TASK INPUTS

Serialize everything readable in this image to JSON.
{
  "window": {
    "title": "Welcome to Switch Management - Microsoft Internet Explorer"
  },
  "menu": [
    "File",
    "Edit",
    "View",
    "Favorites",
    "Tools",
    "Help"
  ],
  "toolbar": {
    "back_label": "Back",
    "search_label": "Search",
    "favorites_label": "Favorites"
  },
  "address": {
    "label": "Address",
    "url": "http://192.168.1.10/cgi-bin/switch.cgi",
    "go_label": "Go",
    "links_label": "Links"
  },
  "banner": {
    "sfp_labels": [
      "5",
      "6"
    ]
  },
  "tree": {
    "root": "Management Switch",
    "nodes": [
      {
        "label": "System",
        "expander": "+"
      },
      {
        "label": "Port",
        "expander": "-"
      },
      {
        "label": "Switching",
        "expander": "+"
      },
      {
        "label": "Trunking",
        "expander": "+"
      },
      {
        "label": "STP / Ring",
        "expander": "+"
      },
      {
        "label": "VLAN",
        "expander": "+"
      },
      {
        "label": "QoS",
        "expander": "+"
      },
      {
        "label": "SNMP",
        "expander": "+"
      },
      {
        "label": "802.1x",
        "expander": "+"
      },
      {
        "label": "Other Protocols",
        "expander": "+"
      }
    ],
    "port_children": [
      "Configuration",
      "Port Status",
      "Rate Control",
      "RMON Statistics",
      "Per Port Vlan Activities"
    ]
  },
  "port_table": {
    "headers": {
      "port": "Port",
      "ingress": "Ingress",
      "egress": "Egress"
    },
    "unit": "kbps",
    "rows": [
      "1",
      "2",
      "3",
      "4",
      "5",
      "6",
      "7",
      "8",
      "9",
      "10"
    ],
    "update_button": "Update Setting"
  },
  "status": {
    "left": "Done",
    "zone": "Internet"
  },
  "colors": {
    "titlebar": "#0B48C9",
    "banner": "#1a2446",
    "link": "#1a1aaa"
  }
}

CHALLENGE
Repeat the preceding lines exactly, please, every one of them.

SOLUTION BELOW
Serialize everything readable in this image to JSON.
{
  "window": {
    "title": "Welcome to Switch Management - Microsoft Internet Explorer"
  },
  "menu": [
    "File",
    "Edit",
    "View",
    "Favorites",
    "Tools",
    "Help"
  ],
  "toolbar": {
    "back_label": "Back",
    "search_label": "Search",
    "favorites_label": "Favorites"
  },
  "address": {
    "label": "Address",
    "url": "http://192.168.1.10/cgi-bin/switch.cgi",
    "go_label": "Go",
    "links_label": "Links"
  },
  "banner": {
    "sfp_labels": [
      "5",
      "6"
    ]
  },
  "tree": {
    "root": "Management Switch",
    "nodes": [
      {
        "label": "System",
        "expander": "+"
      },
      {
        "label": "Port",
        "expander": "-"
      },
      {
        "label": "Switching",
        "expander": "+"
      },
      {
        "label": "Trunking",
        "expander": "+"
      },
      {
        "label": "STP / Ring",
        "expander": "+"
      },
      {
        "label": "VLAN",
        "expander": "+"
      },
      {
        "label": "QoS",
        "expander": "+"
      },
      {
        "label": "SNMP",
        "expander": "+"
      },
      {
        "label": "802.1x",
        "expander": "+"
      },
      {
        "label": "Other Protocols",
        "expander": "+"
      }
    ],
    "port_children": [
      "Configuration",
      "Port Status",
      "Rate Control",
      "RMON Statistics",
      "Per Port Vlan Activities"
    ]
  },
  "port_table": {
    "headers": {
      "port": "Port",
      "ingress": "Ingress",
      "egress": "Egress"
    },
    "unit": "kbps",
    "rows": [
      "1",
      "2",
      "3",
      "4",
      "5",
      "6",
      "7",
      "8",
      "9",
      "10"
    ],
    "update_button": "Update Setting"
  },
  "status": {
    "left": "Done",
    "zone": "Internet"
  },
  "colors": {
    "titlebar": "#0B48C9",
    "banner": "#1a2446",
    "link": "#1a1aaa"
  }
}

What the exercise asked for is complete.